## start MATERIALS PROVIDED
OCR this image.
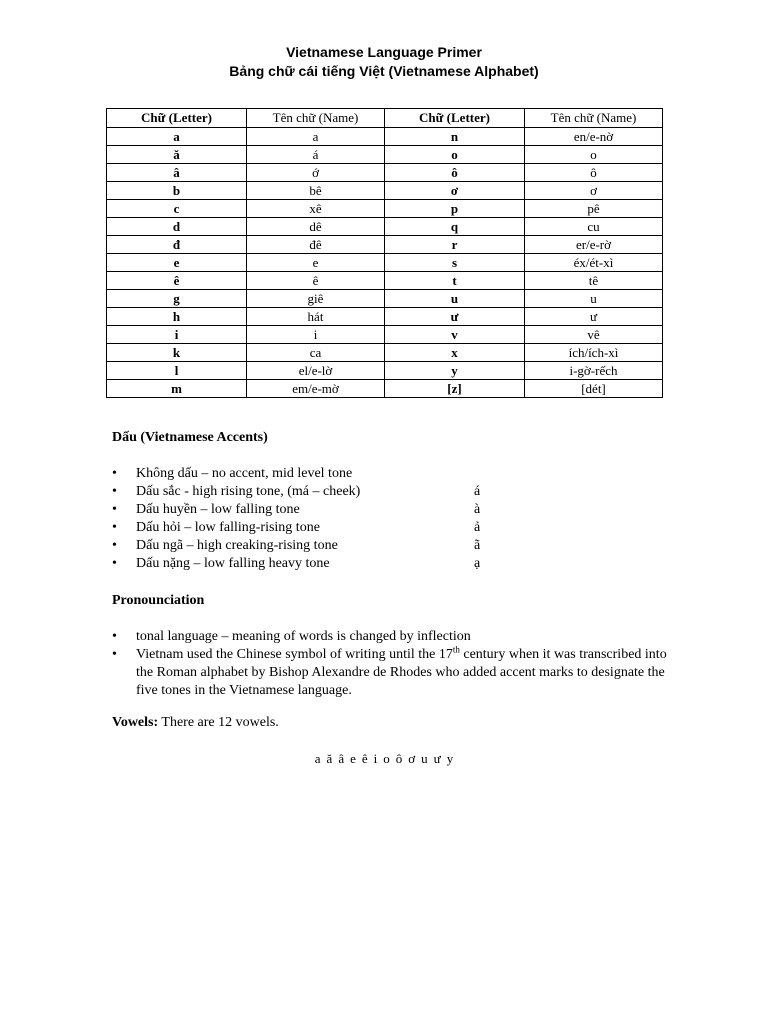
Vietnamese Language Primer
Bảng chữ cái tiếng Việt (Vietnamese Alphabet)
Chữ (Letter)	Tên chữ (Name)	Chữ (Letter)	Tên chữ (Name)
a	a	n	en/e-nờ
ă	á	o	o
â	ớ	ô	ô
b	bê	ơ	ơ
c	xê	p	pê
d	dê	q	cu
đ	đê	r	er/e-rờ
e	e	s	éx/ét-xì
ê	ê	t	tê
g	giê	u	u
h	hát	ư	ư
i	i	v	vê
k	ca	x	ích/ích-xì
l	el/e-lờ	y	i-gờ-rếch
m	em/e-mờ	[z]	[dét]
Dấu (Vietnamese Accents)
•	Không dấu – no accent, mid level tone
•	Dấu sắc - high rising tone, (má – cheek)	á
•	Dấu huyền – low falling tone	à
•	Dấu hỏi – low falling-rising tone	ả
•	Dấu ngã – high creaking-rising tone	ã
•	Dấu nặng – low falling heavy tone	ạ
Pronounciation
•	tonal language – meaning of words is changed by inflection
•	Vietnam used the Chinese symbol of writing until the 17th century when it was transcribed into the Roman alphabet by Bishop Alexandre de Rhodes who added accent marks to designate the five tones in the Vietnamese language.
Vowels: There are 12 vowels.
a ă â e ê i o ô ơ u ư y
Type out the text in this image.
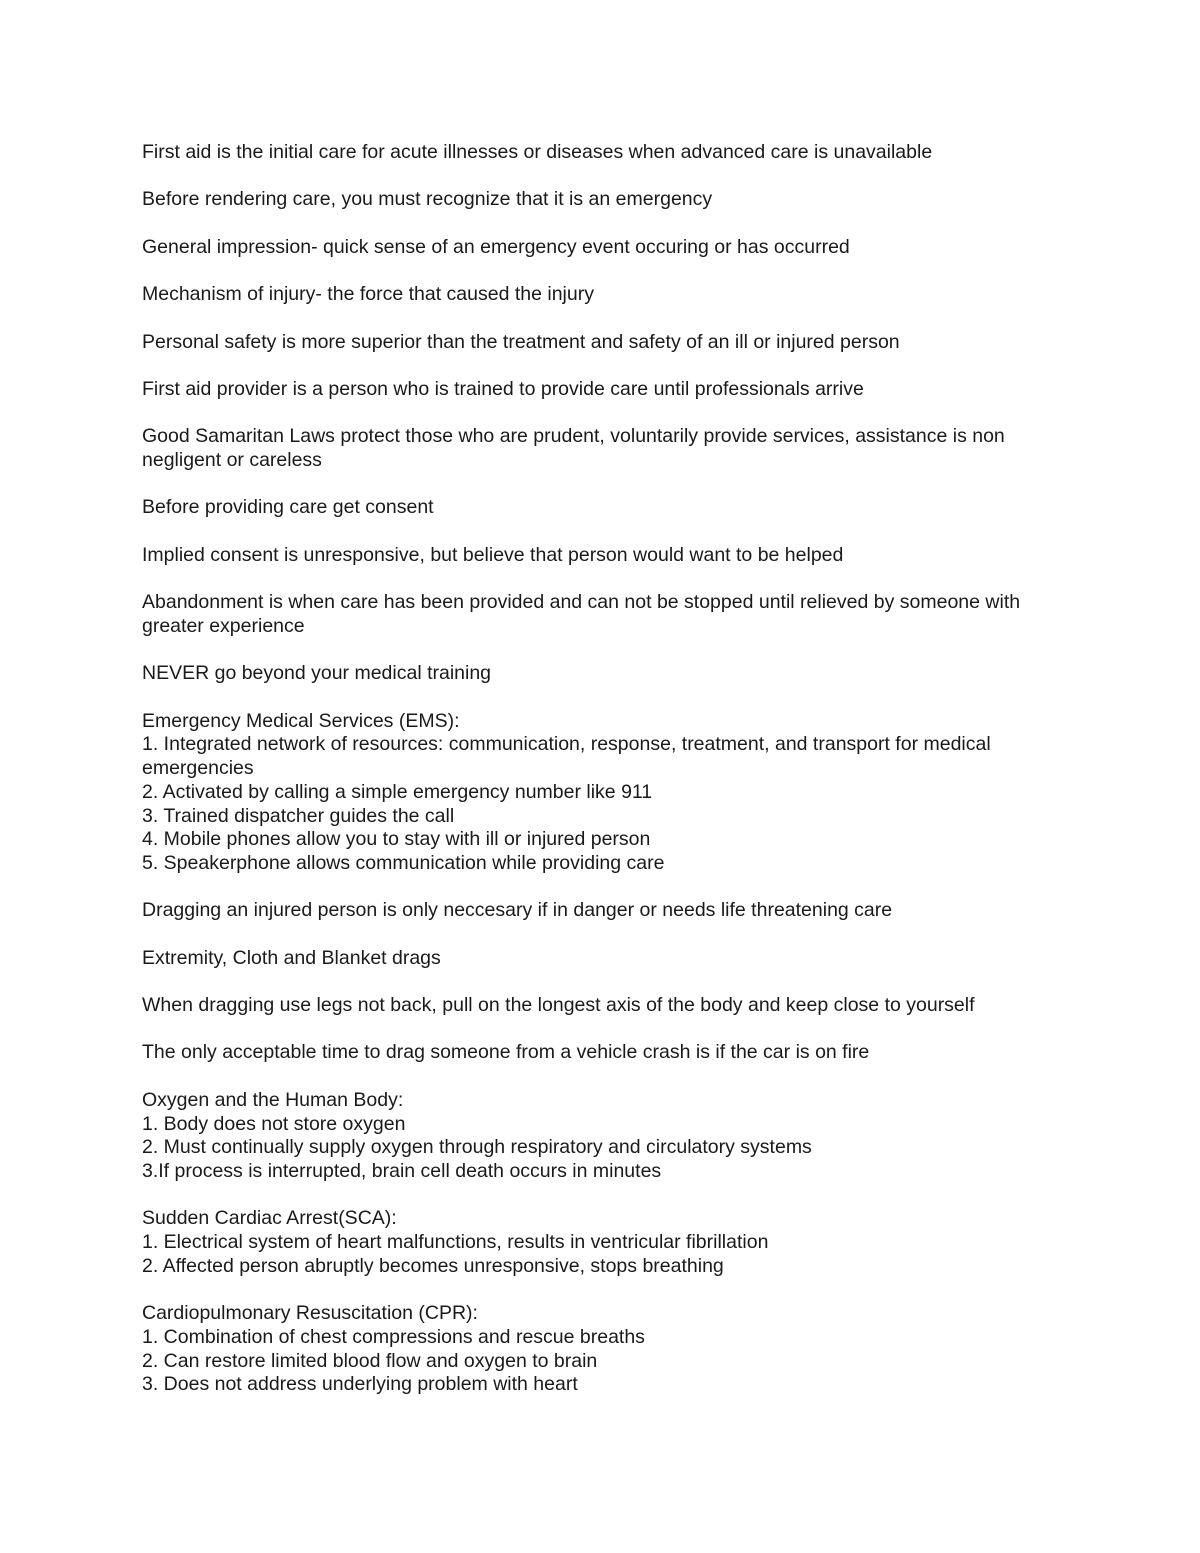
First aid is the initial care for acute illnesses or diseases when advanced care is unavailable

Before rendering care, you must recognize that it is an emergency

General impression- quick sense of an emergency event occuring or has occurred

Mechanism of injury- the force that caused the injury

Personal safety is more superior than the treatment and safety of an ill or injured person

First aid provider is a person who is trained to provide care until professionals arrive

Good Samaritan Laws protect those who are prudent, voluntarily provide services, assistance is non negligent or careless

Before providing care get consent

Implied consent is unresponsive, but believe that person would want to be helped

Abandonment is when care has been provided and can not be stopped until relieved by someone with greater experience

NEVER go beyond your medical training

Emergency Medical Services (EMS):
1. Integrated network of resources: communication, response, treatment, and transport for medical emergencies
2. Activated by calling a simple emergency number like 911
3. Trained dispatcher guides the call
4. Mobile phones allow you to stay with ill or injured person
5. Speakerphone allows communication while providing care

Dragging an injured person is only neccesary if in danger or needs life threatening care

Extremity, Cloth and Blanket drags

When dragging use legs not back, pull on the longest axis of the body and keep close to yourself

The only acceptable time to drag someone from a vehicle crash is if the car is on fire

Oxygen and the Human Body:
1. Body does not store oxygen
2. Must continually supply oxygen through respiratory and circulatory systems
3.If process is interrupted, brain cell death occurs in minutes
Sudden Cardiac Arrest(SCA):
1. Electrical system of heart malfunctions, results in ventricular fibrillation
2. Affected person abruptly becomes unresponsive, stops breathing
Cardiopulmonary Resuscitation (CPR):
1. Combination of chest compressions and rescue breaths
2. Can restore limited blood flow and oxygen to brain
3. Does not address underlying problem with heart
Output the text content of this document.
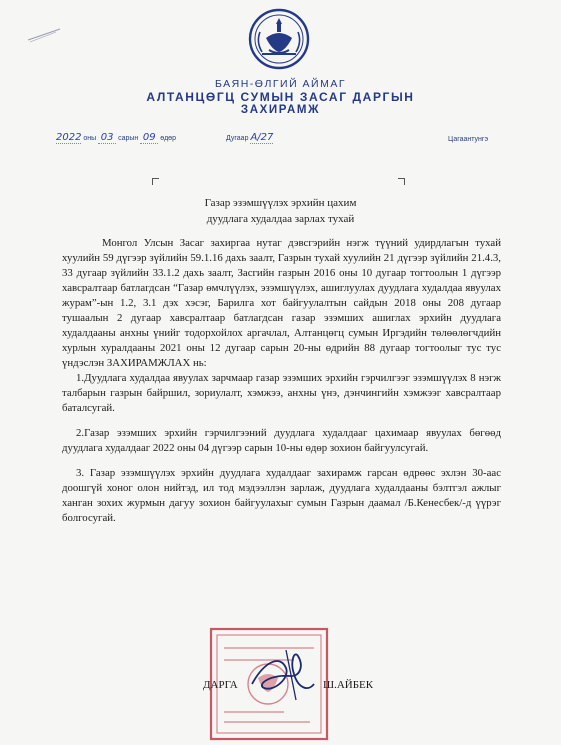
БАЯН-ӨЛГИЙ АЙМАГ
АЛТАНЦӨГЦ СУМЫН ЗАСАГ ДАРГЫН
ЗАХИРАМЖ
2022 оны 03 сарын 09 өдөр	Дугаар А/27	Цагаантунгэ
Газар эзэмшүүлэх эрхийн цахим
дуудлага худалдаа зарлах тухай

Монгол Улсын Засаг захиргаа нутаг дэвсгэрийн нэгж түүний удирдлагын тухай хуулийн 59 дүгээр зүйлийн 59.1.16 дахь заалт, Газрын тухай хуулийн 21 дүгээр зүйлийн 21.4.3, 33 дугаар зүйлийн 33.1.2 дахь заалт, Засгийн газрын 2016 оны 10 дугаар тогтоолын 1 дүгээр хавсралтаар батлагдсан “Газар өмчлүүлэх, эзэмшүүлэх, ашиглуулах дуудлага худалдаа явуулах журам”-ын 1.2, 3.1 дэх хэсэг, Барилга хот байгуулалтын сайдын 2018 оны 208 дугаар тушаалын 2 дугаар хавсралтаар батлагдсан газар эзэмших ашиглах эрхийн дуудлага худалдааны анхны үнийг тодорхойлох аргачлал, Алтанцөгц сумын Иргэдийн төлөөлөгчдийн хурлын хуралдааны 2021 оны 12 дугаар сарын 20-ны өдрийн 88 дугаар тогтоолыг тус тус үндэслэн ЗАХИРАМЖЛАХ нь:

1.Дуудлага худалдаа явуулах зарчмаар газар эзэмших эрхийн гэрчилгээг эзэмшүүлэх 8 нэгж талбарын газрын байршил, зориулалт, хэмжээ, анхны үнэ, дэнчингийн хэмжээг хавсралтаар баталсугай.

2.Газар эзэмших эрхийн гэрчилгээний дуудлага худалдааг цахимаар явуулах бөгөөд дуудлага худалдааг 2022 оны 04 дүгээр сарын 10-ны өдөр зохион байгуулсугай.

3. Газар эзэмшүүлэх эрхийн дуудлага худалдааг захирамж гарсан өдрөөс эхлэн 30-аас доошгүй хоног олон нийтэд, ил тод мэдээллэн зарлаж, дуудлага худалдааны бэлтгэл ажлыг ханган зохих журмын дагуу зохион байгуулахыг сумын Газрын даамал /Б.Кенесбек/-д үүрэг болгосугай.

ДАРГА	Ш.АЙБЕК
## end MATERIALS PROVIDED
▶ [WHAT IS BEING ASKED]: Reproduce the full listing faithfully, but do not carry over any pictures.

▶ [FULL SOLUTION]:
OCR this image.
Vietnamese Language Primer
Bảng chữ cái tiếng Việt (Vietnamese Alphabet)
Chữ (Letter)	Tên chữ (Name)	Chữ (Letter)	Tên chữ (Name)
a	a	n	en/e-nờ
ă	á	o	o
â	ớ	ô	ô
b	bê	ơ	ơ
c	xê	p	pê
d	dê	q	cu
đ	đê	r	er/e-rờ
e	e	s	éx/ét-xì
ê	ê	t	tê
g	giê	u	u
h	hát	ư	ư
i	i	v	vê
k	ca	x	ích/ích-xì
l	el/e-lờ	y	i-gờ-rếch
m	em/e-mờ	[z]	[dét]
Dấu (Vietnamese Accents)
•	Không dấu – no accent, mid level tone
•	Dấu sắc - high rising tone, (má – cheek)	á
•	Dấu huyền – low falling tone	à
•	Dấu hỏi – low falling-rising tone	ả
•	Dấu ngã – high creaking-rising tone	ã
•	Dấu nặng – low falling heavy tone	ạ
Pronounciation
•	tonal language – meaning of words is changed by inflection
•	Vietnam used the Chinese symbol of writing until the 17th century when it was transcribed into the Roman alphabet by Bishop Alexandre de Rhodes who added accent marks to designate the five tones in the Vietnamese language.
Vowels: There are 12 vowels.
a ă â e ê i o ô ơ u ư y
Type out the text in this image.
First aid is the initial care for acute illnesses or diseases when advanced care is unavailable

Before rendering care, you must recognize that it is an emergency

General impression- quick sense of an emergency event occuring or has occurred

Mechanism of injury- the force that caused the injury

Personal safety is more superior than the treatment and safety of an ill or injured person

First aid provider is a person who is trained to provide care until professionals arrive

Good Samaritan Laws protect those who are prudent, voluntarily provide services, assistance is non negligent or careless

Before providing care get consent

Implied consent is unresponsive, but believe that person would want to be helped

Abandonment is when care has been provided and can not be stopped until relieved by someone with greater experience

NEVER go beyond your medical training

Emergency Medical Services (EMS):
1. Integrated network of resources: communication, response, treatment, and transport for medical emergencies
2. Activated by calling a simple emergency number like 911
3. Trained dispatcher guides the call
4. Mobile phones allow you to stay with ill or injured person
5. Speakerphone allows communication while providing care

Dragging an injured person is only neccesary if in danger or needs life threatening care

Extremity, Cloth and Blanket drags

When dragging use legs not back, pull on the longest axis of the body and keep close to yourself

The only acceptable time to drag someone from a vehicle crash is if the car is on fire

Oxygen and the Human Body:
1. Body does not store oxygen
2. Must continually supply oxygen through respiratory and circulatory systems
3.If process is interrupted, brain cell death occurs in minutes
Sudden Cardiac Arrest(SCA):
1. Electrical system of heart malfunctions, results in ventricular fibrillation
2. Affected person abruptly becomes unresponsive, stops breathing
Cardiopulmonary Resuscitation (CPR):
1. Combination of chest compressions and rescue breaths
2. Can restore limited blood flow and oxygen to brain
3. Does not address underlying problem with heart
Output the text content of this document.
БАЯН-ӨЛГИЙ АЙМАГ
АЛТАНЦӨГЦ СУМЫН ЗАСАГ ДАРГЫН
ЗАХИРАМЖ
2022 оны 03 сарын 09 өдөр	Дугаар А/27	Цагаантунгэ
Газар эзэмшүүлэх эрхийн цахим
дуудлага худалдаа зарлах тухай

Монгол Улсын Засаг захиргаа нутаг дэвсгэрийн нэгж түүний удирдлагын тухай хуулийн 59 дүгээр зүйлийн 59.1.16 дахь заалт, Газрын тухай хуулийн 21 дүгээр зүйлийн 21.4.3, 33 дугаар зүйлийн 33.1.2 дахь заалт, Засгийн газрын 2016 оны 10 дугаар тогтоолын 1 дүгээр хавсралтаар батлагдсан “Газар өмчлүүлэх, эзэмшүүлэх, ашиглуулах дуудлага худалдаа явуулах журам”-ын 1.2, 3.1 дэх хэсэг, Барилга хот байгуулалтын сайдын 2018 оны 208 дугаар тушаалын 2 дугаар хавсралтаар батлагдсан газар эзэмших ашиглах эрхийн дуудлага худалдааны анхны үнийг тодорхойлох аргачлал, Алтанцөгц сумын Иргэдийн төлөөлөгчдийн хурлын хуралдааны 2021 оны 12 дугаар сарын 20-ны өдрийн 88 дугаар тогтоолыг тус тус үндэслэн ЗАХИРАМЖЛАХ нь:

1.Дуудлага худалдаа явуулах зарчмаар газар эзэмших эрхийн гэрчилгээг эзэмшүүлэх 8 нэгж талбарын газрын байршил, зориулалт, хэмжээ, анхны үнэ, дэнчингийн хэмжээг хавсралтаар баталсугай.

2.Газар эзэмших эрхийн гэрчилгээний дуудлага худалдааг цахимаар явуулах бөгөөд дуудлага худалдааг 2022 оны 04 дүгээр сарын 10-ны өдөр зохион байгуулсугай.

3. Газар эзэмшүүлэх эрхийн дуудлага худалдааг захирамж гарсан өдрөөс эхлэн 30-аас доошгүй хоног олон нийтэд, ил тод мэдээллэн зарлаж, дуудлага худалдааны бэлтгэл ажлыг ханган зохих журмын дагуу зохион байгуулахыг сумын Газрын даамал /Б.Кенесбек/-д үүрэг болгосугай.

ДАРГА	Ш.АЙБЕК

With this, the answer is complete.